PROBLEM DESCRIPTION: Copy out all lines where "title" appears.

════════

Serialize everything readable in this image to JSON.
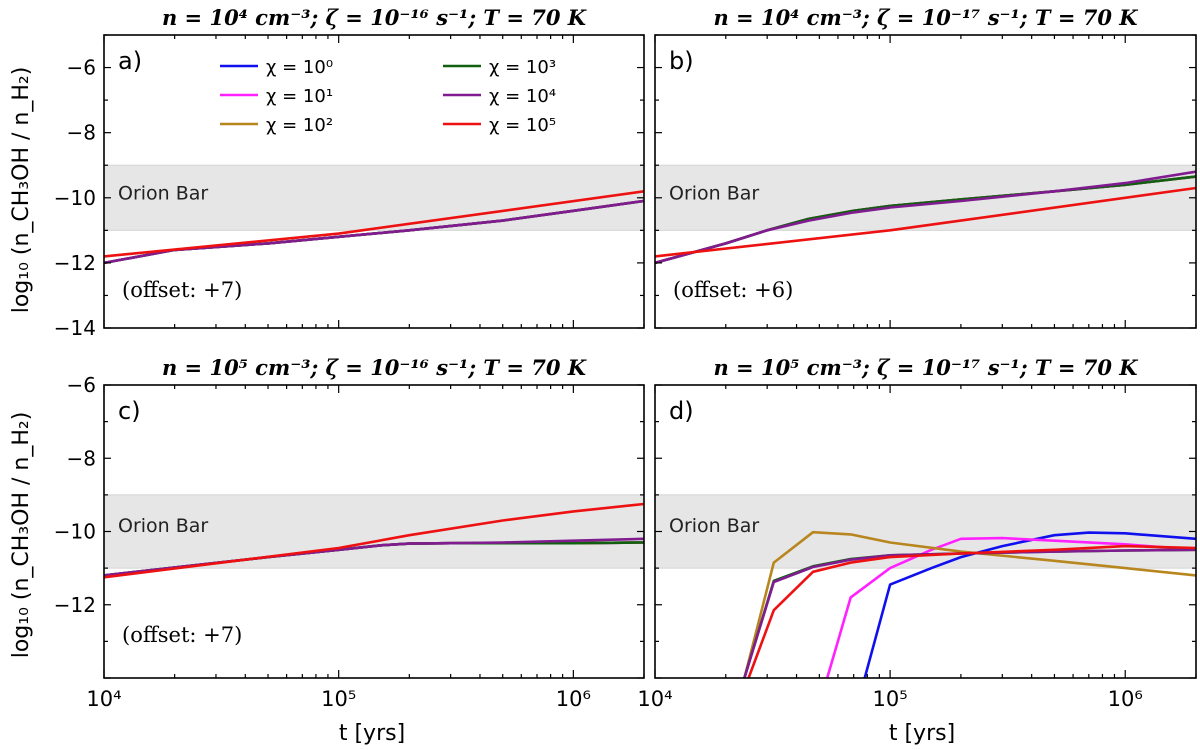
{
  "figure": {
    "ylabel": "log₁₀ (n_CH₃OH / n_H₂)",
    "xlabel": "t [yrs]",
    "band_label": "Orion Bar",
    "legend": [
      {
        "label": "χ = 10⁰",
        "color": "#1010ee"
      },
      {
        "label": "χ = 10³",
        "color": "#106010"
      },
      {
        "label": "χ = 10¹",
        "color": "#ff22ff"
      },
      {
        "label": "χ = 10⁴",
        "color": "#801c90"
      },
      {
        "label": "χ = 10²",
        "color": "#b8861e"
      },
      {
        "label": "χ = 10⁵",
        "color": "#ee1111"
      }
    ]
  },
  "chart_data": [
    {
      "type": "line",
      "panel": "a)",
      "title": "n = 10⁴ cm⁻³;   ζ = 10⁻¹⁶ s⁻¹;   T = 70 K",
      "offset_label": "(offset: +7)",
      "x_scale": "log",
      "xlim": [
        10000,
        2000000
      ],
      "ylim": [
        -14,
        -5
      ],
      "yticks": [
        -14,
        -12,
        -10,
        -8,
        -6
      ],
      "yticklabels": [
        "−14",
        "−12",
        "−10",
        "−8",
        "−6"
      ],
      "band": [
        -11,
        -9
      ],
      "series": [
        {
          "name": "χ = 10⁰",
          "color": "#1010ee",
          "x": [
            10000,
            20000,
            50000,
            100000,
            200000,
            500000,
            1000000,
            2000000
          ],
          "y": [
            -12.0,
            -11.6,
            -11.4,
            -11.2,
            -11.0,
            -10.7,
            -10.4,
            -10.1
          ]
        },
        {
          "name": "χ = 10¹",
          "color": "#ff22ff",
          "x": [
            10000,
            20000,
            50000,
            100000,
            200000,
            500000,
            1000000,
            2000000
          ],
          "y": [
            -12.0,
            -11.6,
            -11.4,
            -11.2,
            -11.0,
            -10.7,
            -10.4,
            -10.1
          ]
        },
        {
          "name": "χ = 10²",
          "color": "#b8861e",
          "x": [
            10000,
            20000,
            50000,
            100000,
            200000,
            500000,
            1000000,
            2000000
          ],
          "y": [
            -12.0,
            -11.6,
            -11.4,
            -11.2,
            -11.0,
            -10.7,
            -10.4,
            -10.1
          ]
        },
        {
          "name": "χ = 10³",
          "color": "#106010",
          "x": [
            10000,
            20000,
            50000,
            100000,
            200000,
            500000,
            1000000,
            2000000
          ],
          "y": [
            -12.0,
            -11.6,
            -11.4,
            -11.2,
            -11.0,
            -10.7,
            -10.4,
            -10.1
          ]
        },
        {
          "name": "χ = 10⁴",
          "color": "#801c90",
          "x": [
            10000,
            20000,
            50000,
            100000,
            200000,
            500000,
            1000000,
            2000000
          ],
          "y": [
            -12.0,
            -11.6,
            -11.4,
            -11.2,
            -11.0,
            -10.7,
            -10.4,
            -10.1
          ]
        },
        {
          "name": "χ = 10⁵",
          "color": "#ee1111",
          "x": [
            10000,
            100000,
            2000000
          ],
          "y": [
            -11.8,
            -11.1,
            -9.8
          ]
        }
      ]
    },
    {
      "type": "line",
      "panel": "b)",
      "title": "n = 10⁴ cm⁻³;   ζ = 10⁻¹⁷ s⁻¹;   T = 70 K",
      "offset_label": "(offset: +6)",
      "x_scale": "log",
      "xlim": [
        10000,
        2000000
      ],
      "ylim": [
        -14,
        -5
      ],
      "yticks": [
        -14,
        -12,
        -10,
        -8,
        -6
      ],
      "yticklabels": [],
      "band": [
        -11,
        -9
      ],
      "series": [
        {
          "name": "χ = 10⁰",
          "color": "#1010ee",
          "x": [
            10000,
            20000,
            30000,
            45000,
            70000,
            100000,
            200000,
            500000,
            1000000,
            2000000
          ],
          "y": [
            -12.0,
            -11.4,
            -11.0,
            -10.65,
            -10.4,
            -10.25,
            -10.05,
            -9.8,
            -9.6,
            -9.35
          ]
        },
        {
          "name": "χ = 10¹",
          "color": "#ff22ff",
          "x": [
            10000,
            20000,
            30000,
            45000,
            70000,
            100000,
            200000,
            500000,
            1000000,
            2000000
          ],
          "y": [
            -12.0,
            -11.4,
            -11.0,
            -10.65,
            -10.4,
            -10.25,
            -10.05,
            -9.8,
            -9.6,
            -9.35
          ]
        },
        {
          "name": "χ = 10²",
          "color": "#b8861e",
          "x": [
            10000,
            20000,
            30000,
            45000,
            70000,
            100000,
            200000,
            500000,
            1000000,
            2000000
          ],
          "y": [
            -12.0,
            -11.4,
            -11.0,
            -10.65,
            -10.4,
            -10.25,
            -10.05,
            -9.8,
            -9.6,
            -9.35
          ]
        },
        {
          "name": "χ = 10³",
          "color": "#106010",
          "x": [
            10000,
            20000,
            30000,
            45000,
            70000,
            100000,
            200000,
            500000,
            1000000,
            2000000
          ],
          "y": [
            -12.0,
            -11.4,
            -11.0,
            -10.65,
            -10.4,
            -10.25,
            -10.05,
            -9.8,
            -9.6,
            -9.35
          ]
        },
        {
          "name": "χ = 10⁴",
          "color": "#801c90",
          "x": [
            10000,
            20000,
            30000,
            45000,
            70000,
            100000,
            200000,
            500000,
            1000000,
            2000000
          ],
          "y": [
            -12.0,
            -11.4,
            -11.0,
            -10.7,
            -10.45,
            -10.3,
            -10.1,
            -9.8,
            -9.55,
            -9.2
          ]
        },
        {
          "name": "χ = 10⁵",
          "color": "#ee1111",
          "x": [
            10000,
            100000,
            2000000
          ],
          "y": [
            -11.8,
            -11.0,
            -9.7
          ]
        }
      ]
    },
    {
      "type": "line",
      "panel": "c)",
      "title": "n = 10⁵ cm⁻³;   ζ = 10⁻¹⁶ s⁻¹;   T = 70 K",
      "offset_label": "(offset: +7)",
      "x_scale": "log",
      "xlim": [
        10000,
        2000000
      ],
      "xticks": [
        10000,
        100000,
        1000000
      ],
      "xticklabels": [
        "10⁴",
        "10⁵",
        "10⁶"
      ],
      "ylim": [
        -14,
        -6
      ],
      "yticks": [
        -12,
        -10,
        -8,
        -6
      ],
      "yticklabels": [
        "−12",
        "−10",
        "−8",
        "−6"
      ],
      "band": [
        -11,
        -9
      ],
      "series": [
        {
          "name": "χ = 10⁰",
          "color": "#1010ee",
          "x": [
            10000,
            50000,
            100000,
            150000,
            200000,
            300000,
            500000,
            1000000,
            2000000
          ],
          "y": [
            -11.2,
            -10.7,
            -10.5,
            -10.38,
            -10.33,
            -10.32,
            -10.32,
            -10.32,
            -10.3
          ]
        },
        {
          "name": "χ = 10¹",
          "color": "#ff22ff",
          "x": [
            10000,
            50000,
            100000,
            150000,
            200000,
            300000,
            500000,
            1000000,
            2000000
          ],
          "y": [
            -11.2,
            -10.7,
            -10.5,
            -10.38,
            -10.33,
            -10.32,
            -10.32,
            -10.32,
            -10.3
          ]
        },
        {
          "name": "χ = 10²",
          "color": "#b8861e",
          "x": [
            10000,
            50000,
            100000,
            150000,
            200000,
            300000,
            500000,
            1000000,
            2000000
          ],
          "y": [
            -11.2,
            -10.7,
            -10.5,
            -10.38,
            -10.33,
            -10.32,
            -10.32,
            -10.32,
            -10.3
          ]
        },
        {
          "name": "χ = 10³",
          "color": "#106010",
          "x": [
            10000,
            50000,
            100000,
            150000,
            200000,
            300000,
            500000,
            1000000,
            2000000
          ],
          "y": [
            -11.2,
            -10.7,
            -10.5,
            -10.38,
            -10.33,
            -10.32,
            -10.32,
            -10.32,
            -10.3
          ]
        },
        {
          "name": "χ = 10⁴",
          "color": "#801c90",
          "x": [
            10000,
            50000,
            100000,
            150000,
            200000,
            300000,
            500000,
            1000000,
            2000000
          ],
          "y": [
            -11.2,
            -10.7,
            -10.5,
            -10.38,
            -10.33,
            -10.32,
            -10.3,
            -10.25,
            -10.2
          ]
        },
        {
          "name": "χ = 10⁵",
          "color": "#ee1111",
          "x": [
            10000,
            100000,
            200000,
            500000,
            1000000,
            2000000
          ],
          "y": [
            -11.25,
            -10.45,
            -10.1,
            -9.7,
            -9.45,
            -9.25
          ]
        }
      ]
    },
    {
      "type": "line",
      "panel": "d)",
      "title": "n = 10⁵ cm⁻³;   ζ = 10⁻¹⁷ s⁻¹;   T = 70 K",
      "offset_label": "",
      "x_scale": "log",
      "xlim": [
        10000,
        2000000
      ],
      "xticks": [
        10000,
        100000,
        1000000
      ],
      "xticklabels": [
        "10⁴",
        "10⁵",
        "10⁶"
      ],
      "ylim": [
        -14,
        -6
      ],
      "yticks": [
        -12,
        -10,
        -8,
        -6
      ],
      "yticklabels": [],
      "band": [
        -11,
        -9
      ],
      "series": [
        {
          "name": "χ = 10⁰",
          "color": "#1010ee",
          "x": [
            78000,
            100000,
            150000,
            200000,
            300000,
            500000,
            700000,
            1000000,
            2000000
          ],
          "y": [
            -14.0,
            -11.45,
            -11.0,
            -10.7,
            -10.4,
            -10.1,
            -10.03,
            -10.05,
            -10.2
          ]
        },
        {
          "name": "χ = 10¹",
          "color": "#ff22ff",
          "x": [
            54000,
            68000,
            100000,
            150000,
            200000,
            300000,
            500000,
            1000000,
            2000000
          ],
          "y": [
            -14.0,
            -11.8,
            -11.0,
            -10.5,
            -10.2,
            -10.18,
            -10.25,
            -10.35,
            -10.5
          ]
        },
        {
          "name": "χ = 10²",
          "color": "#b8861e",
          "x": [
            24000,
            32000,
            47000,
            68000,
            100000,
            200000,
            500000,
            1000000,
            2000000
          ],
          "y": [
            -14.0,
            -10.85,
            -10.02,
            -10.08,
            -10.3,
            -10.55,
            -10.8,
            -11.0,
            -11.2
          ]
        },
        {
          "name": "χ = 10³",
          "color": "#106010",
          "x": [
            24000,
            32000,
            47000,
            68000,
            100000,
            200000,
            500000,
            1000000,
            2000000
          ],
          "y": [
            -14.0,
            -11.35,
            -10.95,
            -10.75,
            -10.65,
            -10.6,
            -10.55,
            -10.52,
            -10.5
          ]
        },
        {
          "name": "χ = 10⁴",
          "color": "#801c90",
          "x": [
            24000,
            32000,
            47000,
            68000,
            100000,
            200000,
            500000,
            1000000,
            2000000
          ],
          "y": [
            -14.0,
            -11.38,
            -10.97,
            -10.77,
            -10.65,
            -10.6,
            -10.55,
            -10.52,
            -10.5
          ]
        },
        {
          "name": "χ = 10⁵",
          "color": "#ee1111",
          "x": [
            25000,
            32000,
            47000,
            68000,
            100000,
            200000,
            500000,
            1000000,
            2000000
          ],
          "y": [
            -14.0,
            -12.15,
            -11.1,
            -10.85,
            -10.7,
            -10.6,
            -10.5,
            -10.4,
            -10.45
          ]
        }
      ]
    }
  ]
}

════════

REPLY:
      "title": "n = 10⁴ cm⁻³;   ζ = 10⁻¹⁶ s⁻¹;   T = 70 K",
      "title": "n = 10⁴ cm⁻³;   ζ = 10⁻¹⁷ s⁻¹;   T = 70 K",
      "title": "n = 10⁵ cm⁻³;   ζ = 10⁻¹⁶ s⁻¹;   T = 70 K",
      "title": "n = 10⁵ cm⁻³;   ζ = 10⁻¹⁷ s⁻¹;   T = 70 K",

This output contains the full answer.